/---
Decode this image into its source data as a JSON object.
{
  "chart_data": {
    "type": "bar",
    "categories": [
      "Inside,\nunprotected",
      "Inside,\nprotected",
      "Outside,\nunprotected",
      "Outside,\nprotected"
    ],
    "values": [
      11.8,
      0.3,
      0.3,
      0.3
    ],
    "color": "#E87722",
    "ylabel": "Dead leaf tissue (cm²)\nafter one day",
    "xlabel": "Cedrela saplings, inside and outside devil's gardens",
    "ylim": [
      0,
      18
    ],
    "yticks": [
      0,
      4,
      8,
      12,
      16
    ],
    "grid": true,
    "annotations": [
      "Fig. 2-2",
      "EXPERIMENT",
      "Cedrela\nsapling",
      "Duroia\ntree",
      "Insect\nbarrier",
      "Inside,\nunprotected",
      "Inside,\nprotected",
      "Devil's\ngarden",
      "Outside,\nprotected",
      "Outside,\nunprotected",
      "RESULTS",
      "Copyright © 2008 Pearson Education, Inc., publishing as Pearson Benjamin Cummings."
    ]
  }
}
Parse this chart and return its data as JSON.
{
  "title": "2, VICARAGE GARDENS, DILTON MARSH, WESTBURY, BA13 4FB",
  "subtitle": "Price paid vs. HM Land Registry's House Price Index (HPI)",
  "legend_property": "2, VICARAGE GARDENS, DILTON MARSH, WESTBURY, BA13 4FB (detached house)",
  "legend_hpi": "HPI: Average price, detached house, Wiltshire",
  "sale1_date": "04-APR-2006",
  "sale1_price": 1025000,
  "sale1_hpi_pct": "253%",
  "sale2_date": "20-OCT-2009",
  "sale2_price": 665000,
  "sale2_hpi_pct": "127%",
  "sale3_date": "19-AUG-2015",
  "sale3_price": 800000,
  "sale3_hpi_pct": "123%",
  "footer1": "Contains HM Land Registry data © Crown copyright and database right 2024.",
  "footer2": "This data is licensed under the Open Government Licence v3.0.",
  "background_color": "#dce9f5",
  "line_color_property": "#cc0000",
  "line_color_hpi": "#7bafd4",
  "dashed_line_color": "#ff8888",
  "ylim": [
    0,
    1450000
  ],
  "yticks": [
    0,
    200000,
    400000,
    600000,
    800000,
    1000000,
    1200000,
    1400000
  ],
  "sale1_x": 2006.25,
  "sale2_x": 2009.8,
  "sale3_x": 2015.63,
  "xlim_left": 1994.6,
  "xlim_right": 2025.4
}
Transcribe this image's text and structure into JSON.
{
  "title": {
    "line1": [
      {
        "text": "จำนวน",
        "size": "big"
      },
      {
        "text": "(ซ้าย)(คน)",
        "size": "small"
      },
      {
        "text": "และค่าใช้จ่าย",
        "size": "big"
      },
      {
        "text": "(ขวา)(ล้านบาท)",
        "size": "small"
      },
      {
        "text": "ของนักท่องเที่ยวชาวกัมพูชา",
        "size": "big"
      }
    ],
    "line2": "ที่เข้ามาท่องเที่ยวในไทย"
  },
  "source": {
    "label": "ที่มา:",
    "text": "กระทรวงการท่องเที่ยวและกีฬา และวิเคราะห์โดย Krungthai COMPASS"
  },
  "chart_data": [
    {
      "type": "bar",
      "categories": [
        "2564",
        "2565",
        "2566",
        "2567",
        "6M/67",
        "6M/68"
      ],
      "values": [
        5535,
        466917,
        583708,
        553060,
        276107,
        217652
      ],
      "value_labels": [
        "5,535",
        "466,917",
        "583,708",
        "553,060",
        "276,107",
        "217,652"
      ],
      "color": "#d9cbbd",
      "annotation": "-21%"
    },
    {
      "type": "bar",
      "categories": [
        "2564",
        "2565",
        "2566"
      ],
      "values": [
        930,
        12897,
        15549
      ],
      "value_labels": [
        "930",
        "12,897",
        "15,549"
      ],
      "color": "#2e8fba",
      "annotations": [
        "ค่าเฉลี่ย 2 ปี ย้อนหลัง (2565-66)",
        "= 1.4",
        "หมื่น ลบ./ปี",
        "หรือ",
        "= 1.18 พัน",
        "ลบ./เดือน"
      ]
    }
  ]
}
\---
## SHORT EXERCISE
Give every line of the material again, exactly as it reads.

## TASK OUTPUT
Decode this image into its source data as a JSON object.
{
  "chart_data": {
    "type": "bar",
    "categories": [
      "Inside,\nunprotected",
      "Inside,\nprotected",
      "Outside,\nunprotected",
      "Outside,\nprotected"
    ],
    "values": [
      11.8,
      0.3,
      0.3,
      0.3
    ],
    "color": "#E87722",
    "ylabel": "Dead leaf tissue (cm²)\nafter one day",
    "xlabel": "Cedrela saplings, inside and outside devil's gardens",
    "ylim": [
      0,
      18
    ],
    "yticks": [
      0,
      4,
      8,
      12,
      16
    ],
    "grid": true,
    "annotations": [
      "Fig. 2-2",
      "EXPERIMENT",
      "Cedrela\nsapling",
      "Duroia\ntree",
      "Insect\nbarrier",
      "Inside,\nunprotected",
      "Inside,\nprotected",
      "Devil's\ngarden",
      "Outside,\nprotected",
      "Outside,\nunprotected",
      "RESULTS",
      "Copyright © 2008 Pearson Education, Inc., publishing as Pearson Benjamin Cummings."
    ]
  }
}
Parse this chart and return its data as JSON.
{
  "title": "2, VICARAGE GARDENS, DILTON MARSH, WESTBURY, BA13 4FB",
  "subtitle": "Price paid vs. HM Land Registry's House Price Index (HPI)",
  "legend_property": "2, VICARAGE GARDENS, DILTON MARSH, WESTBURY, BA13 4FB (detached house)",
  "legend_hpi": "HPI: Average price, detached house, Wiltshire",
  "sale1_date": "04-APR-2006",
  "sale1_price": 1025000,
  "sale1_hpi_pct": "253%",
  "sale2_date": "20-OCT-2009",
  "sale2_price": 665000,
  "sale2_hpi_pct": "127%",
  "sale3_date": "19-AUG-2015",
  "sale3_price": 800000,
  "sale3_hpi_pct": "123%",
  "footer1": "Contains HM Land Registry data © Crown copyright and database right 2024.",
  "footer2": "This data is licensed under the Open Government Licence v3.0.",
  "background_color": "#dce9f5",
  "line_color_property": "#cc0000",
  "line_color_hpi": "#7bafd4",
  "dashed_line_color": "#ff8888",
  "ylim": [
    0,
    1450000
  ],
  "yticks": [
    0,
    200000,
    400000,
    600000,
    800000,
    1000000,
    1200000,
    1400000
  ],
  "sale1_x": 2006.25,
  "sale2_x": 2009.8,
  "sale3_x": 2015.63,
  "xlim_left": 1994.6,
  "xlim_right": 2025.4
}
Transcribe this image's text and structure into JSON.
{
  "title": {
    "line1": [
      {
        "text": "จำนวน",
        "size": "big"
      },
      {
        "text": "(ซ้าย)(คน)",
        "size": "small"
      },
      {
        "text": "และค่าใช้จ่าย",
        "size": "big"
      },
      {
        "text": "(ขวา)(ล้านบาท)",
        "size": "small"
      },
      {
        "text": "ของนักท่องเที่ยวชาวกัมพูชา",
        "size": "big"
      }
    ],
    "line2": "ที่เข้ามาท่องเที่ยวในไทย"
  },
  "source": {
    "label": "ที่มา:",
    "text": "กระทรวงการท่องเที่ยวและกีฬา และวิเคราะห์โดย Krungthai COMPASS"
  },
  "chart_data": [
    {
      "type": "bar",
      "categories": [
        "2564",
        "2565",
        "2566",
        "2567",
        "6M/67",
        "6M/68"
      ],
      "values": [
        5535,
        466917,
        583708,
        553060,
        276107,
        217652
      ],
      "value_labels": [
        "5,535",
        "466,917",
        "583,708",
        "553,060",
        "276,107",
        "217,652"
      ],
      "color": "#d9cbbd",
      "annotation": "-21%"
    },
    {
      "type": "bar",
      "categories": [
        "2564",
        "2565",
        "2566"
      ],
      "values": [
        930,
        12897,
        15549
      ],
      "value_labels": [
        "930",
        "12,897",
        "15,549"
      ],
      "color": "#2e8fba",
      "annotations": [
        "ค่าเฉลี่ย 2 ปี ย้อนหลัง (2565-66)",
        "= 1.4",
        "หมื่น ลบ./ปี",
        "หรือ",
        "= 1.18 พัน",
        "ลบ./เดือน"
      ]
    }
  ]
}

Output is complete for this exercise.